**Instruction:** How many lines of the records hold the string "Department"? Reply with the number alone.

**Materials provided:**

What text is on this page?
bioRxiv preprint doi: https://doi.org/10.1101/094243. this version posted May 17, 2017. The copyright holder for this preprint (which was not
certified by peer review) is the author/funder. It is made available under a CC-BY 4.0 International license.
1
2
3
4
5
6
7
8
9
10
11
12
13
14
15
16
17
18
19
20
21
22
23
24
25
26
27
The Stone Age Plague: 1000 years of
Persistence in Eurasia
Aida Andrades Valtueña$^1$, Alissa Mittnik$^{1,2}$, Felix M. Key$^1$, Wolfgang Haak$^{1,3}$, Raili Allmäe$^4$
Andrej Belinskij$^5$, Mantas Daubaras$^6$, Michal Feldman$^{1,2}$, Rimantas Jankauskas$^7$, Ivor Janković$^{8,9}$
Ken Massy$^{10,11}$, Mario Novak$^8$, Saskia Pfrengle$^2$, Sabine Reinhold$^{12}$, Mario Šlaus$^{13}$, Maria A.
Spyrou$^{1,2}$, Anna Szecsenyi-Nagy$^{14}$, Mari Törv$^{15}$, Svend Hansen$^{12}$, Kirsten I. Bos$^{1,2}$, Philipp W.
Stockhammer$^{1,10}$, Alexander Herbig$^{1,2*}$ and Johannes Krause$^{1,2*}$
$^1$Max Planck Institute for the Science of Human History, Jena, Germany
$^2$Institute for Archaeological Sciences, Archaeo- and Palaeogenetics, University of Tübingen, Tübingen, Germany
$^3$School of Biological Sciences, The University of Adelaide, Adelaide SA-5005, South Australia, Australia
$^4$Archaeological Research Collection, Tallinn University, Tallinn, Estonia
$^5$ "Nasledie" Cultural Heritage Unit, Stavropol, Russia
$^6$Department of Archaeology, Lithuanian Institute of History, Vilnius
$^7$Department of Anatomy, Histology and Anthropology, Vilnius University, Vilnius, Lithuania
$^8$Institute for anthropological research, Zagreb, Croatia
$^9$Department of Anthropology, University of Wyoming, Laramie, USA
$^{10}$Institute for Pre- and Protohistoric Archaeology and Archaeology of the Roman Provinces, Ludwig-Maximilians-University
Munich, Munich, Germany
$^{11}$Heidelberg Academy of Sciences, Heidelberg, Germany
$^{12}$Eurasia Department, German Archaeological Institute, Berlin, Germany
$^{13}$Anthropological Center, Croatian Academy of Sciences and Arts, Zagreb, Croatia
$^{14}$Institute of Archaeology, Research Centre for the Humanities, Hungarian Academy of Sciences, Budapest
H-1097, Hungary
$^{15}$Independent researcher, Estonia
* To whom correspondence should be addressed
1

**Finished answer:** 4